**Given task:**
Exactly repeat all the records below, omitting the images they hold.

**** The data ****

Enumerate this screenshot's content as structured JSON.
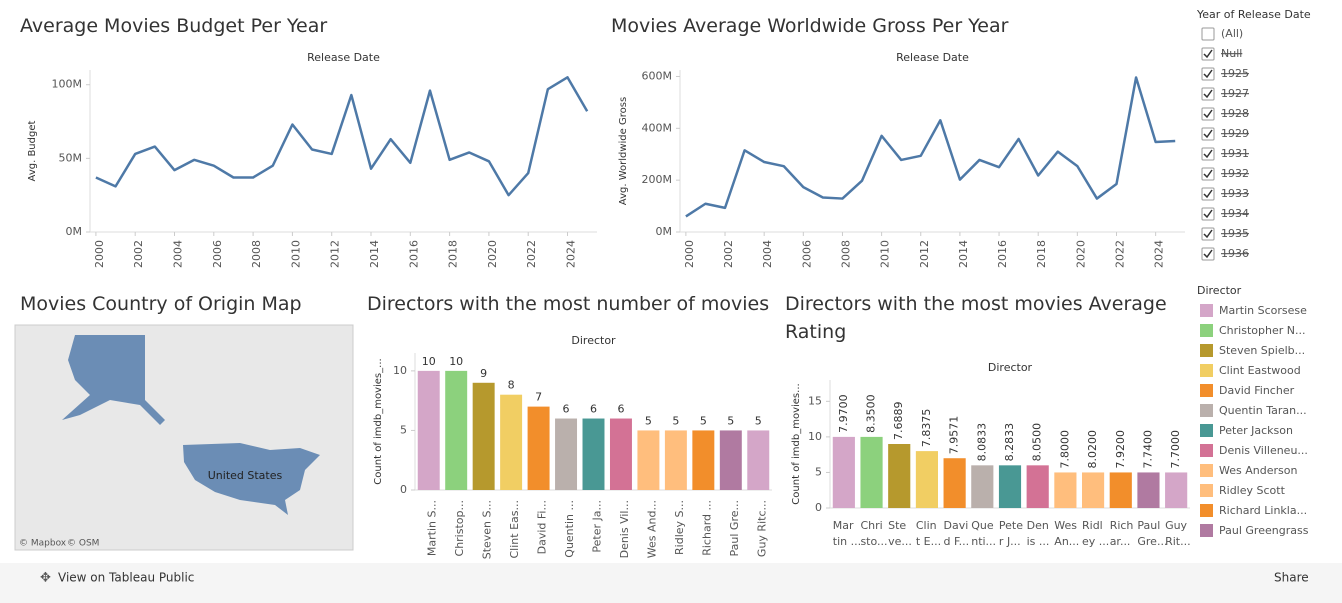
{
  "chart_data": [
    {
      "type": "line",
      "title": "Average Movies Budget Per Year",
      "header": "Release Date",
      "y_label": "Avg. Budget",
      "color": "#4e79a7",
      "x": [
        2000,
        2001,
        2002,
        2003,
        2004,
        2005,
        2006,
        2007,
        2008,
        2009,
        2010,
        2011,
        2012,
        2013,
        2014,
        2015,
        2016,
        2017,
        2018,
        2019,
        2020,
        2021,
        2022,
        2023,
        2024,
        2025
      ],
      "values": [
        37,
        31,
        53,
        58,
        42,
        49,
        45,
        37,
        37,
        45,
        73,
        56,
        53,
        93,
        43,
        63,
        47,
        96,
        49,
        54,
        48,
        25,
        40,
        97,
        105,
        82
      ],
      "xlim": [
        1999.7,
        2025.5
      ],
      "xticks": [
        2000,
        2002,
        2004,
        2006,
        2008,
        2010,
        2012,
        2014,
        2016,
        2018,
        2020,
        2022,
        2024
      ],
      "ylim": [
        0,
        110
      ],
      "yticks": [
        {
          "value": 0,
          "label": "0M"
        },
        {
          "value": 50,
          "label": "50M"
        },
        {
          "value": 100,
          "label": "100M"
        }
      ],
      "grid": false
    },
    {
      "type": "line",
      "title": "Movies Average Worldwide Gross Per Year",
      "header": "Release Date",
      "y_label": "Avg. Worldwide Gross",
      "color": "#4e79a7",
      "x": [
        2000,
        2001,
        2002,
        2003,
        2004,
        2005,
        2006,
        2007,
        2008,
        2009,
        2010,
        2011,
        2012,
        2013,
        2014,
        2015,
        2016,
        2017,
        2018,
        2019,
        2020,
        2021,
        2022,
        2023,
        2024,
        2025
      ],
      "values": [
        60,
        109,
        93,
        315,
        270,
        254,
        173,
        133,
        129,
        198,
        371,
        278,
        294,
        431,
        202,
        278,
        250,
        359,
        218,
        310,
        254,
        129,
        185,
        596,
        347,
        351
      ],
      "xlim": [
        1999.7,
        2025.5
      ],
      "xticks": [
        2000,
        2002,
        2004,
        2006,
        2008,
        2010,
        2012,
        2014,
        2016,
        2018,
        2020,
        2022,
        2024
      ],
      "ylim": [
        0,
        625
      ],
      "yticks": [
        {
          "value": 0,
          "label": "0M"
        },
        {
          "value": 200,
          "label": "200M"
        },
        {
          "value": 400,
          "label": "400M"
        },
        {
          "value": 600,
          "label": "600M"
        }
      ],
      "grid": false
    },
    {
      "type": "bar",
      "title": "Directors with the most number of movies",
      "header": "Director",
      "y_label": "Count of imdb_movies_...",
      "categories": [
        "Martin S...",
        "Christop...",
        "Steven S...",
        "Clint Eas...",
        "David Fi...",
        "Quentin ...",
        "Peter Ja...",
        "Denis Vil...",
        "Wes And...",
        "Ridley S...",
        "Richard ...",
        "Paul Gre...",
        "Guy Ritc..."
      ],
      "values": [
        10,
        10,
        9,
        8,
        7,
        6,
        6,
        6,
        5,
        5,
        5,
        5,
        5
      ],
      "colors": [
        "#d4a6c8",
        "#8cd17d",
        "#b6992d",
        "#f1ce63",
        "#f28e2b",
        "#bab0ac",
        "#499894",
        "#d37295",
        "#ffbe7d",
        "#ffbe7d",
        "#f28e2b",
        "#b07aa1",
        "#d4a6c8"
      ],
      "ylim": [
        0,
        11.5
      ],
      "yticks": [
        0,
        5,
        10
      ],
      "grid": false
    },
    {
      "type": "bar",
      "title": "Directors with the most movies Average Rating",
      "header": "Director",
      "y_label": "Count of imdb_movies...",
      "categories": [
        [
          "Mar",
          "tin ..."
        ],
        [
          "Chri",
          "sto..."
        ],
        [
          "Ste",
          "ve..."
        ],
        [
          "Clin",
          "t E..."
        ],
        [
          "Davi",
          "d F..."
        ],
        [
          "Que",
          "nti..."
        ],
        [
          "Pete",
          "r J..."
        ],
        [
          "Den",
          "is ..."
        ],
        [
          "Wes",
          "An..."
        ],
        [
          "Ridl",
          "ey ..."
        ],
        [
          "Rich",
          "ar..."
        ],
        [
          "Paul",
          "Gre..."
        ],
        [
          "Guy",
          "Rit..."
        ]
      ],
      "values": [
        10,
        10,
        9,
        8,
        7,
        6,
        6,
        6,
        5,
        5,
        5,
        5,
        5
      ],
      "rating_labels": [
        "7.9700",
        "8.3500",
        "7.6889",
        "7.8375",
        "7.9571",
        "8.0833",
        "8.2833",
        "8.0500",
        "7.8000",
        "8.0200",
        "7.9200",
        "7.7400",
        "7.7000"
      ],
      "colors": [
        "#d4a6c8",
        "#8cd17d",
        "#b6992d",
        "#f1ce63",
        "#f28e2b",
        "#bab0ac",
        "#499894",
        "#d37295",
        "#ffbe7d",
        "#ffbe7d",
        "#f28e2b",
        "#b07aa1",
        "#d4a6c8"
      ],
      "ylim": [
        0,
        18
      ],
      "yticks": [
        0,
        5,
        10,
        15
      ],
      "grid": false
    }
  ],
  "map": {
    "title": "Movies Country of Origin Map",
    "label": "United States",
    "credits": [
      "© Mapbox",
      "© OSM"
    ]
  },
  "year_filter": {
    "title": "Year of Release Date",
    "items": [
      {
        "label": "(All)",
        "checked": false
      },
      {
        "label": "Null",
        "checked": true
      },
      {
        "label": "1925",
        "checked": true
      },
      {
        "label": "1927",
        "checked": true
      },
      {
        "label": "1928",
        "checked": true
      },
      {
        "label": "1929",
        "checked": true
      },
      {
        "label": "1931",
        "checked": true
      },
      {
        "label": "1932",
        "checked": true
      },
      {
        "label": "1933",
        "checked": true
      },
      {
        "label": "1934",
        "checked": true
      },
      {
        "label": "1935",
        "checked": true
      },
      {
        "label": "1936",
        "checked": true
      }
    ]
  },
  "director_legend": {
    "title": "Director",
    "items": [
      {
        "label": "Martin Scorsese",
        "color": "#d4a6c8"
      },
      {
        "label": "Christopher N...",
        "color": "#8cd17d"
      },
      {
        "label": "Steven Spielb...",
        "color": "#b6992d"
      },
      {
        "label": "Clint Eastwood",
        "color": "#f1ce63"
      },
      {
        "label": "David Fincher",
        "color": "#f28e2b"
      },
      {
        "label": "Quentin Taran...",
        "color": "#bab0ac"
      },
      {
        "label": "Peter Jackson",
        "color": "#499894"
      },
      {
        "label": "Denis Villeneu...",
        "color": "#d37295"
      },
      {
        "label": "Wes Anderson",
        "color": "#ffbe7d"
      },
      {
        "label": "Ridley Scott",
        "color": "#ffbe7d"
      },
      {
        "label": "Richard Linkla...",
        "color": "#f28e2b"
      },
      {
        "label": "Paul Greengrass",
        "color": "#b07aa1"
      }
    ]
  },
  "toolbar": {
    "view_link": "View on Tableau Public",
    "share": "Share"
  }
}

****

**Reply:**
Enumerate this screenshot's content as structured JSON.
{
  "chart_data": [
    {
      "type": "line",
      "title": "Average Movies Budget Per Year",
      "header": "Release Date",
      "y_label": "Avg. Budget",
      "color": "#4e79a7",
      "x": [
        2000,
        2001,
        2002,
        2003,
        2004,
        2005,
        2006,
        2007,
        2008,
        2009,
        2010,
        2011,
        2012,
        2013,
        2014,
        2015,
        2016,
        2017,
        2018,
        2019,
        2020,
        2021,
        2022,
        2023,
        2024,
        2025
      ],
      "values": [
        37,
        31,
        53,
        58,
        42,
        49,
        45,
        37,
        37,
        45,
        73,
        56,
        53,
        93,
        43,
        63,
        47,
        96,
        49,
        54,
        48,
        25,
        40,
        97,
        105,
        82
      ],
      "xlim": [
        1999.7,
        2025.5
      ],
      "xticks": [
        2000,
        2002,
        2004,
        2006,
        2008,
        2010,
        2012,
        2014,
        2016,
        2018,
        2020,
        2022,
        2024
      ],
      "ylim": [
        0,
        110
      ],
      "yticks": [
        {
          "value": 0,
          "label": "0M"
        },
        {
          "value": 50,
          "label": "50M"
        },
        {
          "value": 100,
          "label": "100M"
        }
      ],
      "grid": false
    },
    {
      "type": "line",
      "title": "Movies Average Worldwide Gross Per Year",
      "header": "Release Date",
      "y_label": "Avg. Worldwide Gross",
      "color": "#4e79a7",
      "x": [
        2000,
        2001,
        2002,
        2003,
        2004,
        2005,
        2006,
        2007,
        2008,
        2009,
        2010,
        2011,
        2012,
        2013,
        2014,
        2015,
        2016,
        2017,
        2018,
        2019,
        2020,
        2021,
        2022,
        2023,
        2024,
        2025
      ],
      "values": [
        60,
        109,
        93,
        315,
        270,
        254,
        173,
        133,
        129,
        198,
        371,
        278,
        294,
        431,
        202,
        278,
        250,
        359,
        218,
        310,
        254,
        129,
        185,
        596,
        347,
        351
      ],
      "xlim": [
        1999.7,
        2025.5
      ],
      "xticks": [
        2000,
        2002,
        2004,
        2006,
        2008,
        2010,
        2012,
        2014,
        2016,
        2018,
        2020,
        2022,
        2024
      ],
      "ylim": [
        0,
        625
      ],
      "yticks": [
        {
          "value": 0,
          "label": "0M"
        },
        {
          "value": 200,
          "label": "200M"
        },
        {
          "value": 400,
          "label": "400M"
        },
        {
          "value": 600,
          "label": "600M"
        }
      ],
      "grid": false
    },
    {
      "type": "bar",
      "title": "Directors with the most number of movies",
      "header": "Director",
      "y_label": "Count of imdb_movies_...",
      "categories": [
        "Martin S...",
        "Christop...",
        "Steven S...",
        "Clint Eas...",
        "David Fi...",
        "Quentin ...",
        "Peter Ja...",
        "Denis Vil...",
        "Wes And...",
        "Ridley S...",
        "Richard ...",
        "Paul Gre...",
        "Guy Ritc..."
      ],
      "values": [
        10,
        10,
        9,
        8,
        7,
        6,
        6,
        6,
        5,
        5,
        5,
        5,
        5
      ],
      "colors": [
        "#d4a6c8",
        "#8cd17d",
        "#b6992d",
        "#f1ce63",
        "#f28e2b",
        "#bab0ac",
        "#499894",
        "#d37295",
        "#ffbe7d",
        "#ffbe7d",
        "#f28e2b",
        "#b07aa1",
        "#d4a6c8"
      ],
      "ylim": [
        0,
        11.5
      ],
      "yticks": [
        0,
        5,
        10
      ],
      "grid": false
    },
    {
      "type": "bar",
      "title": "Directors with the most movies Average Rating",
      "header": "Director",
      "y_label": "Count of imdb_movies...",
      "categories": [
        [
          "Mar",
          "tin ..."
        ],
        [
          "Chri",
          "sto..."
        ],
        [
          "Ste",
          "ve..."
        ],
        [
          "Clin",
          "t E..."
        ],
        [
          "Davi",
          "d F..."
        ],
        [
          "Que",
          "nti..."
        ],
        [
          "Pete",
          "r J..."
        ],
        [
          "Den",
          "is ..."
        ],
        [
          "Wes",
          "An..."
        ],
        [
          "Ridl",
          "ey ..."
        ],
        [
          "Rich",
          "ar..."
        ],
        [
          "Paul",
          "Gre..."
        ],
        [
          "Guy",
          "Rit..."
        ]
      ],
      "values": [
        10,
        10,
        9,
        8,
        7,
        6,
        6,
        6,
        5,
        5,
        5,
        5,
        5
      ],
      "rating_labels": [
        "7.9700",
        "8.3500",
        "7.6889",
        "7.8375",
        "7.9571",
        "8.0833",
        "8.2833",
        "8.0500",
        "7.8000",
        "8.0200",
        "7.9200",
        "7.7400",
        "7.7000"
      ],
      "colors": [
        "#d4a6c8",
        "#8cd17d",
        "#b6992d",
        "#f1ce63",
        "#f28e2b",
        "#bab0ac",
        "#499894",
        "#d37295",
        "#ffbe7d",
        "#ffbe7d",
        "#f28e2b",
        "#b07aa1",
        "#d4a6c8"
      ],
      "ylim": [
        0,
        18
      ],
      "yticks": [
        0,
        5,
        10,
        15
      ],
      "grid": false
    }
  ],
  "map": {
    "title": "Movies Country of Origin Map",
    "label": "United States",
    "credits": [
      "© Mapbox",
      "© OSM"
    ]
  },
  "year_filter": {
    "title": "Year of Release Date",
    "items": [
      {
        "label": "(All)",
        "checked": false
      },
      {
        "label": "Null",
        "checked": true
      },
      {
        "label": "1925",
        "checked": true
      },
      {
        "label": "1927",
        "checked": true
      },
      {
        "label": "1928",
        "checked": true
      },
      {
        "label": "1929",
        "checked": true
      },
      {
        "label": "1931",
        "checked": true
      },
      {
        "label": "1932",
        "checked": true
      },
      {
        "label": "1933",
        "checked": true
      },
      {
        "label": "1934",
        "checked": true
      },
      {
        "label": "1935",
        "checked": true
      },
      {
        "label": "1936",
        "checked": true
      }
    ]
  },
  "director_legend": {
    "title": "Director",
    "items": [
      {
        "label": "Martin Scorsese",
        "color": "#d4a6c8"
      },
      {
        "label": "Christopher N...",
        "color": "#8cd17d"
      },
      {
        "label": "Steven Spielb...",
        "color": "#b6992d"
      },
      {
        "label": "Clint Eastwood",
        "color": "#f1ce63"
      },
      {
        "label": "David Fincher",
        "color": "#f28e2b"
      },
      {
        "label": "Quentin Taran...",
        "color": "#bab0ac"
      },
      {
        "label": "Peter Jackson",
        "color": "#499894"
      },
      {
        "label": "Denis Villeneu...",
        "color": "#d37295"
      },
      {
        "label": "Wes Anderson",
        "color": "#ffbe7d"
      },
      {
        "label": "Ridley Scott",
        "color": "#ffbe7d"
      },
      {
        "label": "Richard Linkla...",
        "color": "#f28e2b"
      },
      {
        "label": "Paul Greengrass",
        "color": "#b07aa1"
      }
    ]
  },
  "toolbar": {
    "view_link": "View on Tableau Public",
    "share": "Share"
  }
}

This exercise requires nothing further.